> [Exercise directions]: Go through the listing and set it down exactly, leaving out its pictures.

> [Given records]:
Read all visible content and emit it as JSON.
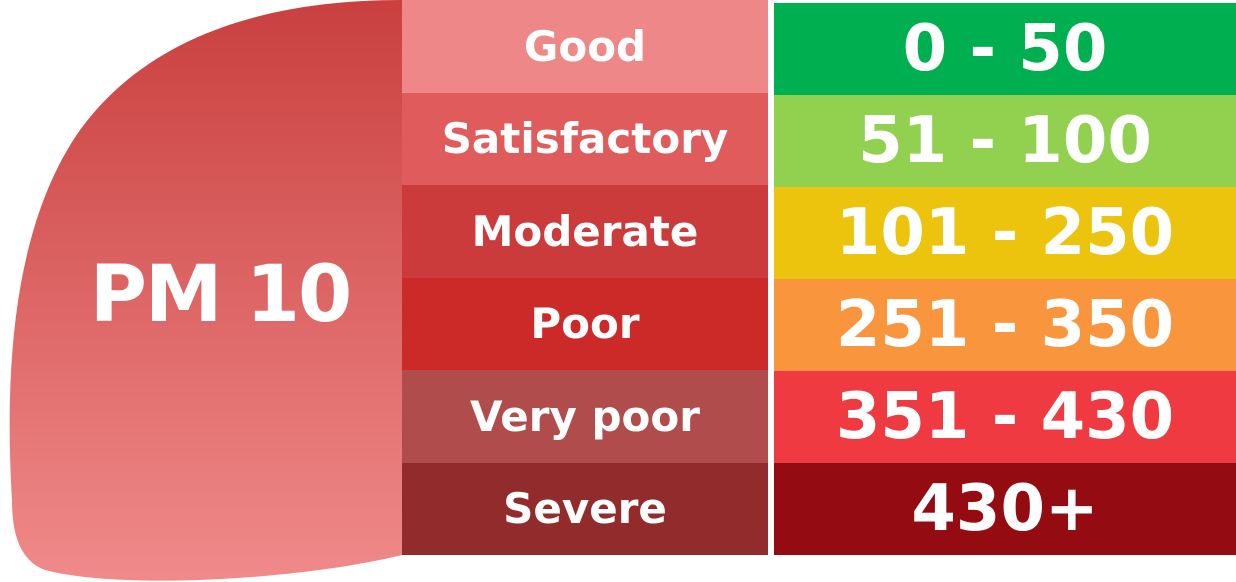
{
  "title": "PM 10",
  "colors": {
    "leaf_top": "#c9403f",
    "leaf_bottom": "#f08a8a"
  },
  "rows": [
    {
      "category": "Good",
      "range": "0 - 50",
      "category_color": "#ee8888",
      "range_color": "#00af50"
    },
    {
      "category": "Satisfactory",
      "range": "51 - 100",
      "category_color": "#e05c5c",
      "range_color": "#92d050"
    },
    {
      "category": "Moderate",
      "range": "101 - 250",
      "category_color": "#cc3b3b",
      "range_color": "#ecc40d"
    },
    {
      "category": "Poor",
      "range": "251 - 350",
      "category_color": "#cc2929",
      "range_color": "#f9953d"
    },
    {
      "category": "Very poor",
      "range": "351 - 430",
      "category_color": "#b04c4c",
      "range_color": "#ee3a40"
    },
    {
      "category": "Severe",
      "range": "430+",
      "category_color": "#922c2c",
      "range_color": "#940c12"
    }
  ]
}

> [Answer to the exercise]:
Read all visible content and emit it as JSON.
{
  "title": "PM 10",
  "colors": {
    "leaf_top": "#c9403f",
    "leaf_bottom": "#f08a8a"
  },
  "rows": [
    {
      "category": "Good",
      "range": "0 - 50",
      "category_color": "#ee8888",
      "range_color": "#00af50"
    },
    {
      "category": "Satisfactory",
      "range": "51 - 100",
      "category_color": "#e05c5c",
      "range_color": "#92d050"
    },
    {
      "category": "Moderate",
      "range": "101 - 250",
      "category_color": "#cc3b3b",
      "range_color": "#ecc40d"
    },
    {
      "category": "Poor",
      "range": "251 - 350",
      "category_color": "#cc2929",
      "range_color": "#f9953d"
    },
    {
      "category": "Very poor",
      "range": "351 - 430",
      "category_color": "#b04c4c",
      "range_color": "#ee3a40"
    },
    {
      "category": "Severe",
      "range": "430+",
      "category_color": "#922c2c",
      "range_color": "#940c12"
    }
  ]
}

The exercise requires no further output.